- **Exercise**
Could you reproduce every line of the data below, character for character?

- **Dataset records**
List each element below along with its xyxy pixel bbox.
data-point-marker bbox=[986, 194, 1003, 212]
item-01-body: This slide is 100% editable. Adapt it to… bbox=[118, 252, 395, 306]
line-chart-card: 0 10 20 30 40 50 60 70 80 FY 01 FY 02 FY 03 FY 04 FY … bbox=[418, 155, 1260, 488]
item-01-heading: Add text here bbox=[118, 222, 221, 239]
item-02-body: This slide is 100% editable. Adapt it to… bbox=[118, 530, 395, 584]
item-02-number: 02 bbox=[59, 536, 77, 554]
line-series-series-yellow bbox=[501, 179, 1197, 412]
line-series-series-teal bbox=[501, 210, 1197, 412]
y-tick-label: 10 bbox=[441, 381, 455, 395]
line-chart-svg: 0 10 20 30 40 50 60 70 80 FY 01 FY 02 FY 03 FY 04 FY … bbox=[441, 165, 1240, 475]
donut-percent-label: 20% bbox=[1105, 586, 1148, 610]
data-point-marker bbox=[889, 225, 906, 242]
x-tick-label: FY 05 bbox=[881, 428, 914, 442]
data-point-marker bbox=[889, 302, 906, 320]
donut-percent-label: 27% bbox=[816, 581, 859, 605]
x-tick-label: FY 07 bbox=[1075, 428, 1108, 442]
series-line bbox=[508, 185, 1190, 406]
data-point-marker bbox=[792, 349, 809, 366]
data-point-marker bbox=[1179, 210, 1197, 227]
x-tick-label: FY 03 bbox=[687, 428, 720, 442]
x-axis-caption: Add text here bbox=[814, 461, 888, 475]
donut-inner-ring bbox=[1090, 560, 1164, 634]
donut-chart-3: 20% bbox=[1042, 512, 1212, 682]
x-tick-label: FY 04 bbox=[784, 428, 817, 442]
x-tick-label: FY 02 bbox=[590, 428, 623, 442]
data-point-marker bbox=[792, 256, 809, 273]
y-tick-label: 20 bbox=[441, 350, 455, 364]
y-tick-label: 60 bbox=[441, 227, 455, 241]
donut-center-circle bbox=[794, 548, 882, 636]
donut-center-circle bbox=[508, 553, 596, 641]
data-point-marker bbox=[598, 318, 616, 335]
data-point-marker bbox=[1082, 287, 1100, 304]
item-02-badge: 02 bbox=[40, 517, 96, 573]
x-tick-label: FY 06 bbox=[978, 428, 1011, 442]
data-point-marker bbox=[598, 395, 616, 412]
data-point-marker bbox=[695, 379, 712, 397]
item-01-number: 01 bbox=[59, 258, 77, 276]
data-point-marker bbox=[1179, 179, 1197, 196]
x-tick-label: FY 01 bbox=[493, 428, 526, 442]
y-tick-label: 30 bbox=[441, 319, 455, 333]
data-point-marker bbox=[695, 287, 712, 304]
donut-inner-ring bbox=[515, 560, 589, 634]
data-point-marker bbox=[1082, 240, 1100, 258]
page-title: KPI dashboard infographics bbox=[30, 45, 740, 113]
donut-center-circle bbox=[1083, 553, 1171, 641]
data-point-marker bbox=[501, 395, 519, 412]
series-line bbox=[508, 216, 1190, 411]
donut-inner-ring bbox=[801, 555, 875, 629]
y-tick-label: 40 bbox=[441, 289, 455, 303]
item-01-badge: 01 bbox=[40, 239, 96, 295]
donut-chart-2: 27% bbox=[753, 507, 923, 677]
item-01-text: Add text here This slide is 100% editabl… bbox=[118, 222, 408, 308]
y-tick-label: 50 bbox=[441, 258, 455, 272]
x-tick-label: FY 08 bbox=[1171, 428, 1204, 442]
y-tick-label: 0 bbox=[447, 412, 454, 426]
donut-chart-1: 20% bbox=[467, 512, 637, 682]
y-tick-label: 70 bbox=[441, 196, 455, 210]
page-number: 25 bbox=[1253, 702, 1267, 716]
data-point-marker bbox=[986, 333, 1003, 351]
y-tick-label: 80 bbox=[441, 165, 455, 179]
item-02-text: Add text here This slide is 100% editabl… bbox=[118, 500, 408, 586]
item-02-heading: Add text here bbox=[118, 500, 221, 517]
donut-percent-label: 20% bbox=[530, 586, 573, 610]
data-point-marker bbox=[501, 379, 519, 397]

- **Task result**
List each element below along with its xyxy pixel bbox.
data-point-marker bbox=[986, 194, 1003, 212]
item-01-body: This slide is 100% editable. Adapt it to… bbox=[118, 252, 395, 306]
line-chart-card: 0 10 20 30 40 50 60 70 80 FY 01 FY 02 FY 03 FY 04 FY … bbox=[418, 155, 1260, 488]
item-01-heading: Add text here bbox=[118, 222, 221, 239]
item-02-body: This slide is 100% editable. Adapt it to… bbox=[118, 530, 395, 584]
item-02-number: 02 bbox=[59, 536, 77, 554]
line-series-series-yellow bbox=[501, 179, 1197, 412]
line-series-series-teal bbox=[501, 210, 1197, 412]
y-tick-label: 10 bbox=[441, 381, 455, 395]
line-chart-svg: 0 10 20 30 40 50 60 70 80 FY 01 FY 02 FY 03 FY 04 FY … bbox=[441, 165, 1240, 475]
donut-percent-label: 20% bbox=[1105, 586, 1148, 610]
data-point-marker bbox=[889, 225, 906, 242]
x-tick-label: FY 05 bbox=[881, 428, 914, 442]
data-point-marker bbox=[889, 302, 906, 320]
donut-percent-label: 27% bbox=[816, 581, 859, 605]
x-tick-label: FY 07 bbox=[1075, 428, 1108, 442]
series-line bbox=[508, 185, 1190, 406]
data-point-marker bbox=[792, 349, 809, 366]
data-point-marker bbox=[1179, 210, 1197, 227]
x-tick-label: FY 03 bbox=[687, 428, 720, 442]
x-axis-caption: Add text here bbox=[814, 461, 888, 475]
donut-inner-ring bbox=[1090, 560, 1164, 634]
donut-chart-3: 20% bbox=[1042, 512, 1212, 682]
x-tick-label: FY 04 bbox=[784, 428, 817, 442]
x-tick-label: FY 02 bbox=[590, 428, 623, 442]
data-point-marker bbox=[792, 256, 809, 273]
y-tick-label: 20 bbox=[441, 350, 455, 364]
y-tick-label: 60 bbox=[441, 227, 455, 241]
donut-center-circle bbox=[794, 548, 882, 636]
donut-center-circle bbox=[508, 553, 596, 641]
data-point-marker bbox=[598, 318, 616, 335]
data-point-marker bbox=[1082, 287, 1100, 304]
item-02-badge: 02 bbox=[40, 517, 96, 573]
x-tick-label: FY 06 bbox=[978, 428, 1011, 442]
data-point-marker bbox=[598, 395, 616, 412]
data-point-marker bbox=[695, 379, 712, 397]
item-01-number: 01 bbox=[59, 258, 77, 276]
data-point-marker bbox=[1179, 179, 1197, 196]
x-tick-label: FY 01 bbox=[493, 428, 526, 442]
y-tick-label: 30 bbox=[441, 319, 455, 333]
data-point-marker bbox=[695, 287, 712, 304]
donut-inner-ring bbox=[515, 560, 589, 634]
data-point-marker bbox=[1082, 240, 1100, 258]
page-title: KPI dashboard infographics bbox=[30, 45, 740, 113]
donut-center-circle bbox=[1083, 553, 1171, 641]
data-point-marker bbox=[501, 395, 519, 412]
series-line bbox=[508, 216, 1190, 411]
donut-inner-ring bbox=[801, 555, 875, 629]
y-tick-label: 40 bbox=[441, 289, 455, 303]
item-01-badge: 01 bbox=[40, 239, 96, 295]
donut-chart-2: 27% bbox=[753, 507, 923, 677]
item-01-text: Add text here This slide is 100% editabl… bbox=[118, 222, 408, 308]
y-tick-label: 50 bbox=[441, 258, 455, 272]
x-tick-label: FY 08 bbox=[1171, 428, 1204, 442]
y-tick-label: 0 bbox=[447, 412, 454, 426]
donut-chart-1: 20% bbox=[467, 512, 637, 682]
y-tick-label: 70 bbox=[441, 196, 455, 210]
page-number: 25 bbox=[1253, 702, 1267, 716]
data-point-marker bbox=[986, 333, 1003, 351]
y-tick-label: 80 bbox=[441, 165, 455, 179]
item-02-text: Add text here This slide is 100% editabl… bbox=[118, 500, 408, 586]
item-02-heading: Add text here bbox=[118, 500, 221, 517]
donut-percent-label: 20% bbox=[530, 586, 573, 610]
data-point-marker bbox=[501, 379, 519, 397]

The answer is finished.